#### [Your objective]
Reproduce all of the data that follows, character for character.

## START Raw records

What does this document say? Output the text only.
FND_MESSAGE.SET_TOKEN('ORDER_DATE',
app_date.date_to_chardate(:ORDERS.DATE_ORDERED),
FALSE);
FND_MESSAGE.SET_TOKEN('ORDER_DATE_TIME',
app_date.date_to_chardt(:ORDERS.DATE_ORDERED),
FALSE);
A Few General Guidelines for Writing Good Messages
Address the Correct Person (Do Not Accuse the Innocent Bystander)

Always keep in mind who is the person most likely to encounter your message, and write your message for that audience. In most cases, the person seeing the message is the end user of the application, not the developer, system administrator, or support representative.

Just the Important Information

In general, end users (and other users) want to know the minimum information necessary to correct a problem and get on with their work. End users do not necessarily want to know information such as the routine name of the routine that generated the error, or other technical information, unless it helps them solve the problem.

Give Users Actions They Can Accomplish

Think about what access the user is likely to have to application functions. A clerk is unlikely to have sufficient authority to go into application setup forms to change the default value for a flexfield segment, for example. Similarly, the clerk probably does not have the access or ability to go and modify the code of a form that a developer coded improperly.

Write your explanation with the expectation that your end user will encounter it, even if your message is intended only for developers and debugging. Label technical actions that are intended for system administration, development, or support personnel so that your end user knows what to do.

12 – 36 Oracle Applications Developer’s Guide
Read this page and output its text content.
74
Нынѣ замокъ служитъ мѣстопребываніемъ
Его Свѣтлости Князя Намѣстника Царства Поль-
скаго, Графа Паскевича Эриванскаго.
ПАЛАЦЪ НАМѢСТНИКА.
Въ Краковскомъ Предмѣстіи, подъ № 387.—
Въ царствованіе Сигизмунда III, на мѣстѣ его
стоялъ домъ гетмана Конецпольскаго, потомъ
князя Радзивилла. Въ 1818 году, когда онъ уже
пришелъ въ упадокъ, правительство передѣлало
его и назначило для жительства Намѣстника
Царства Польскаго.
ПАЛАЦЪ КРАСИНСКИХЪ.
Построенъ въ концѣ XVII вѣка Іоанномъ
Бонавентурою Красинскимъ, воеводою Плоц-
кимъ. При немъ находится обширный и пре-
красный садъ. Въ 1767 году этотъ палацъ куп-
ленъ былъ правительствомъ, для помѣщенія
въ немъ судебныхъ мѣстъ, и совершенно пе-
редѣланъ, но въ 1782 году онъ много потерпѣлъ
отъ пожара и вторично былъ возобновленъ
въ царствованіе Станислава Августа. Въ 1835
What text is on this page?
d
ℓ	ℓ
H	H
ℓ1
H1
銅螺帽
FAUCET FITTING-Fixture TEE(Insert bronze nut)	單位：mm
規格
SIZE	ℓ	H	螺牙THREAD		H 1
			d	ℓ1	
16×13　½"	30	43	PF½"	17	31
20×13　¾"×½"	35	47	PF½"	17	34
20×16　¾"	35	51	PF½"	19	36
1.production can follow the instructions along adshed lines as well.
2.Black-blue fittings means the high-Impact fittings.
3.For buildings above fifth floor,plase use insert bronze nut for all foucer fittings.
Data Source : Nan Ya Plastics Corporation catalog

## END Raw records

#### [Exercise solution]
What does this document say? Output the text only.
FND_MESSAGE.SET_TOKEN('ORDER_DATE',
app_date.date_to_chardate(:ORDERS.DATE_ORDERED),
FALSE);
FND_MESSAGE.SET_TOKEN('ORDER_DATE_TIME',
app_date.date_to_chardt(:ORDERS.DATE_ORDERED),
FALSE);
A Few General Guidelines for Writing Good Messages
Address the Correct Person (Do Not Accuse the Innocent Bystander)

Always keep in mind who is the person most likely to encounter your message, and write your message for that audience. In most cases, the person seeing the message is the end user of the application, not the developer, system administrator, or support representative.

Just the Important Information

In general, end users (and other users) want to know the minimum information necessary to correct a problem and get on with their work. End users do not necessarily want to know information such as the routine name of the routine that generated the error, or other technical information, unless it helps them solve the problem.

Give Users Actions They Can Accomplish

Think about what access the user is likely to have to application functions. A clerk is unlikely to have sufficient authority to go into application setup forms to change the default value for a flexfield segment, for example. Similarly, the clerk probably does not have the access or ability to go and modify the code of a form that a developer coded improperly.

Write your explanation with the expectation that your end user will encounter it, even if your message is intended only for developers and debugging. Label technical actions that are intended for system administration, development, or support personnel so that your end user knows what to do.

12 – 36 Oracle Applications Developer’s Guide
Read this page and output its text content.
74
Нынѣ замокъ служитъ мѣстопребываніемъ
Его Свѣтлости Князя Намѣстника Царства Поль-
скаго, Графа Паскевича Эриванскаго.
ПАЛАЦЪ НАМѢСТНИКА.
Въ Краковскомъ Предмѣстіи, подъ № 387.—
Въ царствованіе Сигизмунда III, на мѣстѣ его
стоялъ домъ гетмана Конецпольскаго, потомъ
князя Радзивилла. Въ 1818 году, когда онъ уже
пришелъ въ упадокъ, правительство передѣлало
его и назначило для жительства Намѣстника
Царства Польскаго.
ПАЛАЦЪ КРАСИНСКИХЪ.
Построенъ въ концѣ XVII вѣка Іоанномъ
Бонавентурою Красинскимъ, воеводою Плоц-
кимъ. При немъ находится обширный и пре-
красный садъ. Въ 1767 году этотъ палацъ куп-
ленъ былъ правительствомъ, для помѣщенія
въ немъ судебныхъ мѣстъ, и совершенно пе-
редѣланъ, но въ 1782 году онъ много потерпѣлъ
отъ пожара и вторично былъ возобновленъ
въ царствованіе Станислава Августа. Въ 1835
What text is on this page?
d
ℓ	ℓ
H	H
ℓ1
H1
銅螺帽
FAUCET FITTING-Fixture TEE(Insert bronze nut)	單位：mm
規格
SIZE	ℓ	H	螺牙THREAD		H 1
			d	ℓ1	
16×13　½"	30	43	PF½"	17	31
20×13　¾"×½"	35	47	PF½"	17	34
20×16　¾"	35	51	PF½"	19	36
1.production can follow the instructions along adshed lines as well.
2.Black-blue fittings means the high-Impact fittings.
3.For buildings above fifth floor,plase use insert bronze nut for all foucer fittings.
Data Source : Nan Ya Plastics Corporation catalog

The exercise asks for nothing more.